Material to process:
※ ※ ※

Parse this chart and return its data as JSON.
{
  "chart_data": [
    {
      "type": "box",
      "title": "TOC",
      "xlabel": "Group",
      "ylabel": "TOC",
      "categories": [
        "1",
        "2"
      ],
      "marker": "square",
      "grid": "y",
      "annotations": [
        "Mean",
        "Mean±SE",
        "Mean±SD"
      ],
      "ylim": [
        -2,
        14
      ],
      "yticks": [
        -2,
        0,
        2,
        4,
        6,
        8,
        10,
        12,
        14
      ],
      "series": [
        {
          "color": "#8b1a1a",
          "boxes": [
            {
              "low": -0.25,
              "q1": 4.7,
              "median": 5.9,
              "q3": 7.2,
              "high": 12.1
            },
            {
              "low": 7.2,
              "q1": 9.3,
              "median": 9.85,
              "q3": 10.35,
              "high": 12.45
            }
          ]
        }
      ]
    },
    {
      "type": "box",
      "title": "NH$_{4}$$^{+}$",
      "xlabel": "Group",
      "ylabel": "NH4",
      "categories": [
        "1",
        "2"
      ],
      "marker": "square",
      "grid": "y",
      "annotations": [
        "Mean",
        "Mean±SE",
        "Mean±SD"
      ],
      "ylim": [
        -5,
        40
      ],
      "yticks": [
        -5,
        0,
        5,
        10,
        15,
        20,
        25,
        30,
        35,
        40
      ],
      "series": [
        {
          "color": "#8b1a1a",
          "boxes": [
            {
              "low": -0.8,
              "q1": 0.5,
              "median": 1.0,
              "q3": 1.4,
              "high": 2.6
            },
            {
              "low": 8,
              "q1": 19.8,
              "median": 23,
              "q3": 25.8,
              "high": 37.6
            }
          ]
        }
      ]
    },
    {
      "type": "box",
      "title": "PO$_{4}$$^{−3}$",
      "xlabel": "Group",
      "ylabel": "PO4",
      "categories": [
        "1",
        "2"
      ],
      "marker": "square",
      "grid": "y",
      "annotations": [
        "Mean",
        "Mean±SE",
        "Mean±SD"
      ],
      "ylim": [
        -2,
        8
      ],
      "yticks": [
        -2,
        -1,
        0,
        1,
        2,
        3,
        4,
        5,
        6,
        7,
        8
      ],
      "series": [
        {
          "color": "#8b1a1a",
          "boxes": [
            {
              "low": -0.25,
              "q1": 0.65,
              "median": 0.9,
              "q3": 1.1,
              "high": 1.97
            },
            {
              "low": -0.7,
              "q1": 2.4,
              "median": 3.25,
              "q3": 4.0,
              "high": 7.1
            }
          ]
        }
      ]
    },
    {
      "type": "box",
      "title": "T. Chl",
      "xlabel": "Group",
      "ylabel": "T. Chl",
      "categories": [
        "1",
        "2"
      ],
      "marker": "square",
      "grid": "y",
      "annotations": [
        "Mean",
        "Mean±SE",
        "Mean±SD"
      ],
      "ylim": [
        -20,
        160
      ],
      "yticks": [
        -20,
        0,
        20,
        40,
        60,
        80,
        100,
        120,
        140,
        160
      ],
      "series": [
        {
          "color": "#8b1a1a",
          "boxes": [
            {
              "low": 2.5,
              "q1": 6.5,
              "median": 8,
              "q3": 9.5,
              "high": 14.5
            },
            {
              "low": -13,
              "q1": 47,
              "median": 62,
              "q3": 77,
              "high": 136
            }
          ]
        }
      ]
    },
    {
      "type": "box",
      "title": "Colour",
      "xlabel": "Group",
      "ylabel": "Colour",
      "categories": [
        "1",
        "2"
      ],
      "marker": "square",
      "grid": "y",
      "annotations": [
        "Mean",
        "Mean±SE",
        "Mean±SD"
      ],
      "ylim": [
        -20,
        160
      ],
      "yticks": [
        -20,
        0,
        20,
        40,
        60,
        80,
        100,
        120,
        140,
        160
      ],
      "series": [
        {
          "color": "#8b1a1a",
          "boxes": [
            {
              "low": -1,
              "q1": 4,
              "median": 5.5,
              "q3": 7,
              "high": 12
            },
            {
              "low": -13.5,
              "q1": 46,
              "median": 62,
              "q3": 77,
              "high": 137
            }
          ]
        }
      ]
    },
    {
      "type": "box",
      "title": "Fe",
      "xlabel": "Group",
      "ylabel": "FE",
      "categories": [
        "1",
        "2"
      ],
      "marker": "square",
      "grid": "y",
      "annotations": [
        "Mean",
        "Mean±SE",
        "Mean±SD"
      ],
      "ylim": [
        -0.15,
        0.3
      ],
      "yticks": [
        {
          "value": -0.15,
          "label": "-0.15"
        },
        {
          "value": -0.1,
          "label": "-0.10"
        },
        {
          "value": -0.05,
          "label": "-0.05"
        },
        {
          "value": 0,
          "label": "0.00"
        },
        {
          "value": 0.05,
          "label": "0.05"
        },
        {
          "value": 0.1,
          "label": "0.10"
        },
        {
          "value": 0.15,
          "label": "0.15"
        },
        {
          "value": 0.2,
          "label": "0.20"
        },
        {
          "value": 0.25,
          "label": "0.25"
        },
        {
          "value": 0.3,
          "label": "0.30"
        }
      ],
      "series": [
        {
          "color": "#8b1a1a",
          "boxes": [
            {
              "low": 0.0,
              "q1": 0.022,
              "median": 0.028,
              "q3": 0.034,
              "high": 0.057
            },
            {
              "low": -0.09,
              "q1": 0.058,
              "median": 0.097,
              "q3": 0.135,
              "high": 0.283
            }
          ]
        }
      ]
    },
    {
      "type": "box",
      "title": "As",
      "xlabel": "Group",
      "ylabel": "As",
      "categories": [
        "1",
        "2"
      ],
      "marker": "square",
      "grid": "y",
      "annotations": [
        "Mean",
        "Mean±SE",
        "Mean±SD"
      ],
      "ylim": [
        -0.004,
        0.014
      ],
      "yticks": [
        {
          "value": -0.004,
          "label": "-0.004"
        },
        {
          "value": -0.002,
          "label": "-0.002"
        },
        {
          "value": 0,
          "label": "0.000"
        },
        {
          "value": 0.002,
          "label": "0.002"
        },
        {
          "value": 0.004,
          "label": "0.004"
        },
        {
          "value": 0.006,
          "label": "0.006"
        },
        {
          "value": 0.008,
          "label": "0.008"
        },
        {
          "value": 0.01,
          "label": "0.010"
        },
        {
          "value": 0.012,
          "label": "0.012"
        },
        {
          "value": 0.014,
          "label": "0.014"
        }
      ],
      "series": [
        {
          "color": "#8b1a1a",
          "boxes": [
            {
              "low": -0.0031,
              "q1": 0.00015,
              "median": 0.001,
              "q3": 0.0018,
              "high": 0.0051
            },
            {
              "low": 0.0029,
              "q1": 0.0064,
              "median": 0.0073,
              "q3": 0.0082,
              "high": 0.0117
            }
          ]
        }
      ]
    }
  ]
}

※ ※ ※

Direction: Each record must be repeated exactly as it is.

Response to this task:
Parse this chart and return its data as JSON.
{
  "chart_data": [
    {
      "type": "box",
      "title": "TOC",
      "xlabel": "Group",
      "ylabel": "TOC",
      "categories": [
        "1",
        "2"
      ],
      "marker": "square",
      "grid": "y",
      "annotations": [
        "Mean",
        "Mean±SE",
        "Mean±SD"
      ],
      "ylim": [
        -2,
        14
      ],
      "yticks": [
        -2,
        0,
        2,
        4,
        6,
        8,
        10,
        12,
        14
      ],
      "series": [
        {
          "color": "#8b1a1a",
          "boxes": [
            {
              "low": -0.25,
              "q1": 4.7,
              "median": 5.9,
              "q3": 7.2,
              "high": 12.1
            },
            {
              "low": 7.2,
              "q1": 9.3,
              "median": 9.85,
              "q3": 10.35,
              "high": 12.45
            }
          ]
        }
      ]
    },
    {
      "type": "box",
      "title": "NH$_{4}$$^{+}$",
      "xlabel": "Group",
      "ylabel": "NH4",
      "categories": [
        "1",
        "2"
      ],
      "marker": "square",
      "grid": "y",
      "annotations": [
        "Mean",
        "Mean±SE",
        "Mean±SD"
      ],
      "ylim": [
        -5,
        40
      ],
      "yticks": [
        -5,
        0,
        5,
        10,
        15,
        20,
        25,
        30,
        35,
        40
      ],
      "series": [
        {
          "color": "#8b1a1a",
          "boxes": [
            {
              "low": -0.8,
              "q1": 0.5,
              "median": 1.0,
              "q3": 1.4,
              "high": 2.6
            },
            {
              "low": 8,
              "q1": 19.8,
              "median": 23,
              "q3": 25.8,
              "high": 37.6
            }
          ]
        }
      ]
    },
    {
      "type": "box",
      "title": "PO$_{4}$$^{−3}$",
      "xlabel": "Group",
      "ylabel": "PO4",
      "categories": [
        "1",
        "2"
      ],
      "marker": "square",
      "grid": "y",
      "annotations": [
        "Mean",
        "Mean±SE",
        "Mean±SD"
      ],
      "ylim": [
        -2,
        8
      ],
      "yticks": [
        -2,
        -1,
        0,
        1,
        2,
        3,
        4,
        5,
        6,
        7,
        8
      ],
      "series": [
        {
          "color": "#8b1a1a",
          "boxes": [
            {
              "low": -0.25,
              "q1": 0.65,
              "median": 0.9,
              "q3": 1.1,
              "high": 1.97
            },
            {
              "low": -0.7,
              "q1": 2.4,
              "median": 3.25,
              "q3": 4.0,
              "high": 7.1
            }
          ]
        }
      ]
    },
    {
      "type": "box",
      "title": "T. Chl",
      "xlabel": "Group",
      "ylabel": "T. Chl",
      "categories": [
        "1",
        "2"
      ],
      "marker": "square",
      "grid": "y",
      "annotations": [
        "Mean",
        "Mean±SE",
        "Mean±SD"
      ],
      "ylim": [
        -20,
        160
      ],
      "yticks": [
        -20,
        0,
        20,
        40,
        60,
        80,
        100,
        120,
        140,
        160
      ],
      "series": [
        {
          "color": "#8b1a1a",
          "boxes": [
            {
              "low": 2.5,
              "q1": 6.5,
              "median": 8,
              "q3": 9.5,
              "high": 14.5
            },
            {
              "low": -13,
              "q1": 47,
              "median": 62,
              "q3": 77,
              "high": 136
            }
          ]
        }
      ]
    },
    {
      "type": "box",
      "title": "Colour",
      "xlabel": "Group",
      "ylabel": "Colour",
      "categories": [
        "1",
        "2"
      ],
      "marker": "square",
      "grid": "y",
      "annotations": [
        "Mean",
        "Mean±SE",
        "Mean±SD"
      ],
      "ylim": [
        -20,
        160
      ],
      "yticks": [
        -20,
        0,
        20,
        40,
        60,
        80,
        100,
        120,
        140,
        160
      ],
      "series": [
        {
          "color": "#8b1a1a",
          "boxes": [
            {
              "low": -1,
              "q1": 4,
              "median": 5.5,
              "q3": 7,
              "high": 12
            },
            {
              "low": -13.5,
              "q1": 46,
              "median": 62,
              "q3": 77,
              "high": 137
            }
          ]
        }
      ]
    },
    {
      "type": "box",
      "title": "Fe",
      "xlabel": "Group",
      "ylabel": "FE",
      "categories": [
        "1",
        "2"
      ],
      "marker": "square",
      "grid": "y",
      "annotations": [
        "Mean",
        "Mean±SE",
        "Mean±SD"
      ],
      "ylim": [
        -0.15,
        0.3
      ],
      "yticks": [
        {
          "value": -0.15,
          "label": "-0.15"
        },
        {
          "value": -0.1,
          "label": "-0.10"
        },
        {
          "value": -0.05,
          "label": "-0.05"
        },
        {
          "value": 0,
          "label": "0.00"
        },
        {
          "value": 0.05,
          "label": "0.05"
        },
        {
          "value": 0.1,
          "label": "0.10"
        },
        {
          "value": 0.15,
          "label": "0.15"
        },
        {
          "value": 0.2,
          "label": "0.20"
        },
        {
          "value": 0.25,
          "label": "0.25"
        },
        {
          "value": 0.3,
          "label": "0.30"
        }
      ],
      "series": [
        {
          "color": "#8b1a1a",
          "boxes": [
            {
              "low": 0.0,
              "q1": 0.022,
              "median": 0.028,
              "q3": 0.034,
              "high": 0.057
            },
            {
              "low": -0.09,
              "q1": 0.058,
              "median": 0.097,
              "q3": 0.135,
              "high": 0.283
            }
          ]
        }
      ]
    },
    {
      "type": "box",
      "title": "As",
      "xlabel": "Group",
      "ylabel": "As",
      "categories": [
        "1",
        "2"
      ],
      "marker": "square",
      "grid": "y",
      "annotations": [
        "Mean",
        "Mean±SE",
        "Mean±SD"
      ],
      "ylim": [
        -0.004,
        0.014
      ],
      "yticks": [
        {
          "value": -0.004,
          "label": "-0.004"
        },
        {
          "value": -0.002,
          "label": "-0.002"
        },
        {
          "value": 0,
          "label": "0.000"
        },
        {
          "value": 0.002,
          "label": "0.002"
        },
        {
          "value": 0.004,
          "label": "0.004"
        },
        {
          "value": 0.006,
          "label": "0.006"
        },
        {
          "value": 0.008,
          "label": "0.008"
        },
        {
          "value": 0.01,
          "label": "0.010"
        },
        {
          "value": 0.012,
          "label": "0.012"
        },
        {
          "value": 0.014,
          "label": "0.014"
        }
      ],
      "series": [
        {
          "color": "#8b1a1a",
          "boxes": [
            {
              "low": -0.0031,
              "q1": 0.00015,
              "median": 0.001,
              "q3": 0.0018,
              "high": 0.0051
            },
            {
              "low": 0.0029,
              "q1": 0.0064,
              "median": 0.0073,
              "q3": 0.0082,
              "high": 0.0117
            }
          ]
        }
      ]
    }
  ]
}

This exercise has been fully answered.